(Structured figure records)
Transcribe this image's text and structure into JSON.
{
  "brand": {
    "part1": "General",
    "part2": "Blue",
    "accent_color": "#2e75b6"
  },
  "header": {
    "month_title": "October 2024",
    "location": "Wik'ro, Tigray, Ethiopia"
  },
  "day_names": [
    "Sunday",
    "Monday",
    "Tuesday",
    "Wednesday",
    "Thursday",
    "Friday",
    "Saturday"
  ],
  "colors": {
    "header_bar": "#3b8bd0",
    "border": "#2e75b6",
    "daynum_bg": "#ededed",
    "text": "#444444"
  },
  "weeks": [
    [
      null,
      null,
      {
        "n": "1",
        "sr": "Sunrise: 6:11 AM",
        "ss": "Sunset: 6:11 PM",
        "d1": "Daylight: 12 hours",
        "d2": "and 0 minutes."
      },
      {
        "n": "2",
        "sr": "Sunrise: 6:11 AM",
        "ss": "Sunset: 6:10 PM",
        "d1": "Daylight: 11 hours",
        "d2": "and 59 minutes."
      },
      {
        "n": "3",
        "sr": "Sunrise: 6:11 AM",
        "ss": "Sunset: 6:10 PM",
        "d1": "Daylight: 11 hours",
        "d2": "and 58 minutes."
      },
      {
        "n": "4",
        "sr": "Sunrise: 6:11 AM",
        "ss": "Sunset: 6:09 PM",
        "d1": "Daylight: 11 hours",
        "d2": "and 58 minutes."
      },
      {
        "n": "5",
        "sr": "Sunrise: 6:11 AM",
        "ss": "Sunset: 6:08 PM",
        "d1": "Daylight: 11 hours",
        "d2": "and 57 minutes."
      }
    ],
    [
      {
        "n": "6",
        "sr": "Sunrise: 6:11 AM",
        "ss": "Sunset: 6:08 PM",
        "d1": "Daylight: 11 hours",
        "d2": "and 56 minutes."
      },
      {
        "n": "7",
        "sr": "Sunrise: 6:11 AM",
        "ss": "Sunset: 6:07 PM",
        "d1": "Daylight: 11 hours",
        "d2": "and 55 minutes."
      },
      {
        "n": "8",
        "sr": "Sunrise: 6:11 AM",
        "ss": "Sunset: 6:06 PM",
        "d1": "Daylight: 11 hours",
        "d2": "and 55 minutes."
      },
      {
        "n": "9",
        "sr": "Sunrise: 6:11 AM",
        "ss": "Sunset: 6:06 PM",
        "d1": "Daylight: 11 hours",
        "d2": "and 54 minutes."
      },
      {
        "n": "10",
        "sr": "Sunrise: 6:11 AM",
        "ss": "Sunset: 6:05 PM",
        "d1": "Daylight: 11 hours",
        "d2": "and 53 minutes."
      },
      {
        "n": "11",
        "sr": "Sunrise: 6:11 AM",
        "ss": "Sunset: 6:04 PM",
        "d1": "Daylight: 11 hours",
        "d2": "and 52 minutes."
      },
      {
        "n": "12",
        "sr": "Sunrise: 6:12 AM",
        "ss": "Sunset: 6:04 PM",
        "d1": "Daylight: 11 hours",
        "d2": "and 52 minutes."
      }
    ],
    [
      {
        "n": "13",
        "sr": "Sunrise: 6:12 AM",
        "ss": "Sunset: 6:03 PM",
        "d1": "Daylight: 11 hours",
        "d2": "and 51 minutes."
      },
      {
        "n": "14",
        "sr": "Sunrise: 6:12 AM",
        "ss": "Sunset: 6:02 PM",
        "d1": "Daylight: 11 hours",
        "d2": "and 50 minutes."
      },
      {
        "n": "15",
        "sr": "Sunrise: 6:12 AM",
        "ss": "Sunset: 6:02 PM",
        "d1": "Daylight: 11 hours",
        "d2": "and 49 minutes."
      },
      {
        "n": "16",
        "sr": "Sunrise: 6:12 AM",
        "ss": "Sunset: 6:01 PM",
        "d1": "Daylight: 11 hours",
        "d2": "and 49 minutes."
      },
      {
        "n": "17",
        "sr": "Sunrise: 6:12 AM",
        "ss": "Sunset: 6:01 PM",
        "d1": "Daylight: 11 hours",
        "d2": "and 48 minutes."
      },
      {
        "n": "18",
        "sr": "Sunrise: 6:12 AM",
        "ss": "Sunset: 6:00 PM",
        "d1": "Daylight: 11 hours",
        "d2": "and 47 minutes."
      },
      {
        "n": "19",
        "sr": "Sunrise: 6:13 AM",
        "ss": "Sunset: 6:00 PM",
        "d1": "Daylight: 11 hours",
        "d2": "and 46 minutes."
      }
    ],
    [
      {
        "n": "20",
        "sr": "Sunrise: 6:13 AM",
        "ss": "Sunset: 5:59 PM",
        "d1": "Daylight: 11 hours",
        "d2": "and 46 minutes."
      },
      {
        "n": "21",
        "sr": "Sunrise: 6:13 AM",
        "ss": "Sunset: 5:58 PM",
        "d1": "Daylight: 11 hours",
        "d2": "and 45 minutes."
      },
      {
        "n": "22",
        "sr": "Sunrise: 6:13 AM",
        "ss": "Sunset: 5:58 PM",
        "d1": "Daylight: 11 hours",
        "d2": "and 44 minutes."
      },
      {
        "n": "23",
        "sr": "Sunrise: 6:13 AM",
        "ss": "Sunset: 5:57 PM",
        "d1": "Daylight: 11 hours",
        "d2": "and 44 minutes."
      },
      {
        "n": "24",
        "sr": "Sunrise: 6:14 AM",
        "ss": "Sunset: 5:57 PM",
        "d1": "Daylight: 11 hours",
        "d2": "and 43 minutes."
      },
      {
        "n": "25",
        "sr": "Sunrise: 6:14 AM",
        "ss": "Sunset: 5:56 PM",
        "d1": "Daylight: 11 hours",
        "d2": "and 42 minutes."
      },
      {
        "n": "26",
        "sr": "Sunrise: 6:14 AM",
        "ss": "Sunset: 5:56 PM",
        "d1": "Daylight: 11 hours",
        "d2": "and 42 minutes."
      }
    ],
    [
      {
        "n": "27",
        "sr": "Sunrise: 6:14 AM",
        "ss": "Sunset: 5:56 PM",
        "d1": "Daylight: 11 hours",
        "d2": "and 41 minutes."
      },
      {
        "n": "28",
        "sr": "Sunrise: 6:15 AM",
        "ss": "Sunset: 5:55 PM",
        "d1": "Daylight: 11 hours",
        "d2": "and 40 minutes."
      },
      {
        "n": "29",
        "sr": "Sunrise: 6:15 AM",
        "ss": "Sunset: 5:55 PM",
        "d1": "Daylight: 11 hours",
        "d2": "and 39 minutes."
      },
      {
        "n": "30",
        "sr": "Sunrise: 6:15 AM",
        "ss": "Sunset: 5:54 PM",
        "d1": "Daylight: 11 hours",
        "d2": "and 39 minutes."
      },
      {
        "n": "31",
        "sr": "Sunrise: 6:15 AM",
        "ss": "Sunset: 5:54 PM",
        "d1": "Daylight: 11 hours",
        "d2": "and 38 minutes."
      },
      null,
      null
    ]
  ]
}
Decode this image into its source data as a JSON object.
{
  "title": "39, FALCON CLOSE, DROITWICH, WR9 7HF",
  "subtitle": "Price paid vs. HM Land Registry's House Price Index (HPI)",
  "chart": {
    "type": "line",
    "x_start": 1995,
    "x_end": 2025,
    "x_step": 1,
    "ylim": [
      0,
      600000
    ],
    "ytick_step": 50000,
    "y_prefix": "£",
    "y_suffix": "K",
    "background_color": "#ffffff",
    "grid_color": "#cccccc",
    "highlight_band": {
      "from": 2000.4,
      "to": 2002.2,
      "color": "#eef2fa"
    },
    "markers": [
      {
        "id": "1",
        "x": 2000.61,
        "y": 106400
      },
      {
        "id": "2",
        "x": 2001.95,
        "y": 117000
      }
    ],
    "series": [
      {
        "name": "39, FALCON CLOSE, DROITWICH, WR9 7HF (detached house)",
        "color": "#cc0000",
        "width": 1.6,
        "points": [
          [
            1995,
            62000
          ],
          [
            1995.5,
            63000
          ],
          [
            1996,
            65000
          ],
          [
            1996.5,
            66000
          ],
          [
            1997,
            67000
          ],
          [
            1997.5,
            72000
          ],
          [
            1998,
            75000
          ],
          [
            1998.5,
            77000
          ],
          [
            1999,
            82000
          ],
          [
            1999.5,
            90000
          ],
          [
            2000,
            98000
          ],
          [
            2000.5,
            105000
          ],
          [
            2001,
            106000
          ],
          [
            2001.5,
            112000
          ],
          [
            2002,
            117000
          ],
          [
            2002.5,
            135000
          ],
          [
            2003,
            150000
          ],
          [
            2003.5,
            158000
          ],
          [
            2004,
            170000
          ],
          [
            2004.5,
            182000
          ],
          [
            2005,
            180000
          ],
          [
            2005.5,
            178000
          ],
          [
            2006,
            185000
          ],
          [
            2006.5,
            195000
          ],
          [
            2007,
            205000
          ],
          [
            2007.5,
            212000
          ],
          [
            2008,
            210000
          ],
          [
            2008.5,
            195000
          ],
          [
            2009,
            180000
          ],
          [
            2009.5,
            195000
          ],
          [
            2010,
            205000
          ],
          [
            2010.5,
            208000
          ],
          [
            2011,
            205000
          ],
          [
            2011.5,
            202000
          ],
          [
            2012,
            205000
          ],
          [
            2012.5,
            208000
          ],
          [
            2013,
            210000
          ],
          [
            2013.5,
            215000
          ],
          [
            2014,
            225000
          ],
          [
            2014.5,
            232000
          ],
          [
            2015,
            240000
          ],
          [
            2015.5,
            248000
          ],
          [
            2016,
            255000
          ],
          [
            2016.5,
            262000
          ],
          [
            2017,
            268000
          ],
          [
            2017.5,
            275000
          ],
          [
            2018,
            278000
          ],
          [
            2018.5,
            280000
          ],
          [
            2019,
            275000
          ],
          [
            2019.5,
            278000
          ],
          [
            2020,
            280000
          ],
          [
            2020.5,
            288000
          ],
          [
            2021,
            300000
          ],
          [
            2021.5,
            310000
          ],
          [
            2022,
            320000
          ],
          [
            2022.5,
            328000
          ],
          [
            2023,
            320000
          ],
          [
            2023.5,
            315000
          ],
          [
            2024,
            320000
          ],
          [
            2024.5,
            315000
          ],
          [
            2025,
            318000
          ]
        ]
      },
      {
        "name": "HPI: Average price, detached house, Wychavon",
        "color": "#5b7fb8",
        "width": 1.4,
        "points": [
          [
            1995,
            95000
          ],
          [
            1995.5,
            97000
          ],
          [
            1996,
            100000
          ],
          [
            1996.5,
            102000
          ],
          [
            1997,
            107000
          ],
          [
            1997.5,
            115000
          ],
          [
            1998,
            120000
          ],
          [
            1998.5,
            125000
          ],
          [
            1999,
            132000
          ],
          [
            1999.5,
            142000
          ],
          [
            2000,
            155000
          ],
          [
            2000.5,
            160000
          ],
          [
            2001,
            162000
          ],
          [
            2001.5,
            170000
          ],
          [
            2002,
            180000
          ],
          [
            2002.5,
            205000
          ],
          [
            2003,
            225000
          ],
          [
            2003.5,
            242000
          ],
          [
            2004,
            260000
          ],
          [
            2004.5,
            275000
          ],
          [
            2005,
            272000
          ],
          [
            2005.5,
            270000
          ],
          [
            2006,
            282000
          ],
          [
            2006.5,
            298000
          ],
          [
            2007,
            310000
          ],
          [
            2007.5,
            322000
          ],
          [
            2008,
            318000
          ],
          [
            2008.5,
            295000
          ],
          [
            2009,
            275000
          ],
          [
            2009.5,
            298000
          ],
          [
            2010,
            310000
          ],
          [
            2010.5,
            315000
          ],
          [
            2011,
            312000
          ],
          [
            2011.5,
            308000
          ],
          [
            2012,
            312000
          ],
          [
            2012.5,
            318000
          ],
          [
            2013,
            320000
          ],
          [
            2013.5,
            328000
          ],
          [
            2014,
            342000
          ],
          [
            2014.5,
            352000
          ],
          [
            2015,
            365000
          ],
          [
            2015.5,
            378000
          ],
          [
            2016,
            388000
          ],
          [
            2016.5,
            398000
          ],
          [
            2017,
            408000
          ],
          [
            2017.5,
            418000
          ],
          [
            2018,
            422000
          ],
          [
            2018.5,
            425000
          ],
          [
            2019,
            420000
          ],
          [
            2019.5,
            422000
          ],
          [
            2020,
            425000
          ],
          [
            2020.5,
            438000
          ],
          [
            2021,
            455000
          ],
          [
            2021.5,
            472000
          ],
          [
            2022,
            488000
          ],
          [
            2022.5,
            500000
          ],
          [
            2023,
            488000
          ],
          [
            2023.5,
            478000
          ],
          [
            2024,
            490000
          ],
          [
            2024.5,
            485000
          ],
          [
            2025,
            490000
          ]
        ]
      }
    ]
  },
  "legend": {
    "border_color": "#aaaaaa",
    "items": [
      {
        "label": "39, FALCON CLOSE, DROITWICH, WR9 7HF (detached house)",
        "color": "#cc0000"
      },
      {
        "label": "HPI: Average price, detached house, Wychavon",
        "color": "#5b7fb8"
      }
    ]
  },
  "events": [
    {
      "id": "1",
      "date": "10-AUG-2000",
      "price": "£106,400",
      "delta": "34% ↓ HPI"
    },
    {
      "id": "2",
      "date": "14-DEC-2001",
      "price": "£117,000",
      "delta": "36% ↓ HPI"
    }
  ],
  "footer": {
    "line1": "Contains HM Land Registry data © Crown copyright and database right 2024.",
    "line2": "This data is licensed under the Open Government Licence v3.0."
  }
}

What is required ▸ From the listing above, pick out each line where the word "FALCON" appears.

Solution to this exercise ▸
  "title": "39, FALCON CLOSE, DROITWICH, WR9 7HF",
        "name": "39, FALCON CLOSE, DROITWICH, WR9 7HF (detached house)",
        "label": "39, FALCON CLOSE, DROITWICH, WR9 7HF (detached house)",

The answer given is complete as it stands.